_What you are asked to do_: Copy out each line of the records below word for word, changing nothing.
:: Records for this task ::
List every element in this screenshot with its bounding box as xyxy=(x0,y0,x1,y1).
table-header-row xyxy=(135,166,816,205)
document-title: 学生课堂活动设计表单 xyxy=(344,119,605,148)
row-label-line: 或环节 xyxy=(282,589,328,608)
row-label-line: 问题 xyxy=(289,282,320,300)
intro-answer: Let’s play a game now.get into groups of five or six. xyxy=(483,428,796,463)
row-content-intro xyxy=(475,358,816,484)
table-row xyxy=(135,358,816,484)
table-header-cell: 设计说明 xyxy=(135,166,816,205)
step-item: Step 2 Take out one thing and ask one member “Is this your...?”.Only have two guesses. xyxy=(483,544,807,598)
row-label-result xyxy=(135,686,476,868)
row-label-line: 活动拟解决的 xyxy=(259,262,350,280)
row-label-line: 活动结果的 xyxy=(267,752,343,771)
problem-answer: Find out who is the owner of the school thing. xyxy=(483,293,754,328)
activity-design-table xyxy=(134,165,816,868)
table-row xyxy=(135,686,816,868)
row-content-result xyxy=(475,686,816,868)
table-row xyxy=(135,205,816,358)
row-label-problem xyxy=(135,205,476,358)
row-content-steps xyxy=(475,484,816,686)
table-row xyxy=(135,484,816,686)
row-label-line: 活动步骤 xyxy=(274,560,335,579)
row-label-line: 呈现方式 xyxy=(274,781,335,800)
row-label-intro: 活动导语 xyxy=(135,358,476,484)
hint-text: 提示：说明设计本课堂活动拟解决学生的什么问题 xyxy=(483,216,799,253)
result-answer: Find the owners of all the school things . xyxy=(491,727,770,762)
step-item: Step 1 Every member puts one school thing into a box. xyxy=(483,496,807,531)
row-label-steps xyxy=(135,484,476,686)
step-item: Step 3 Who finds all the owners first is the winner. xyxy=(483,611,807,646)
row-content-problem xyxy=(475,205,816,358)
:::
_Answer to this exercise_:
List every element in this screenshot with its bounding box as xyxy=(x0,y0,x1,y1).
table-header-row xyxy=(135,166,816,205)
document-title: 学生课堂活动设计表单 xyxy=(344,119,605,148)
row-label-line: 或环节 xyxy=(282,589,328,608)
row-label-line: 问题 xyxy=(289,282,320,300)
intro-answer: Let’s play a game now.get into groups of five or six. xyxy=(483,428,796,463)
row-content-intro xyxy=(475,358,816,484)
table-row xyxy=(135,358,816,484)
table-header-cell: 设计说明 xyxy=(135,166,816,205)
step-item: Step 2 Take out one thing and ask one member “Is this your...?”.Only have two guesses. xyxy=(483,544,807,598)
row-label-result xyxy=(135,686,476,868)
row-label-line: 活动拟解决的 xyxy=(259,262,350,280)
row-label-line: 活动结果的 xyxy=(267,752,343,771)
problem-answer: Find out who is the owner of the school thing. xyxy=(483,293,754,328)
activity-design-table xyxy=(134,165,816,868)
table-row xyxy=(135,686,816,868)
row-content-result xyxy=(475,686,816,868)
table-row xyxy=(135,205,816,358)
row-label-problem xyxy=(135,205,476,358)
row-content-steps xyxy=(475,484,816,686)
table-row xyxy=(135,484,816,686)
row-label-line: 活动步骤 xyxy=(274,560,335,579)
row-label-line: 呈现方式 xyxy=(274,781,335,800)
row-label-intro: 活动导语 xyxy=(135,358,476,484)
hint-text: 提示：说明设计本课堂活动拟解决学生的什么问题 xyxy=(483,216,799,253)
result-answer: Find the owners of all the school things . xyxy=(491,727,770,762)
step-item: Step 1 Every member puts one school thing into a box. xyxy=(483,496,807,531)
row-label-steps xyxy=(135,484,476,686)
step-item: Step 3 Who finds all the owners first is the winner. xyxy=(483,611,807,646)
row-content-problem xyxy=(475,205,816,358)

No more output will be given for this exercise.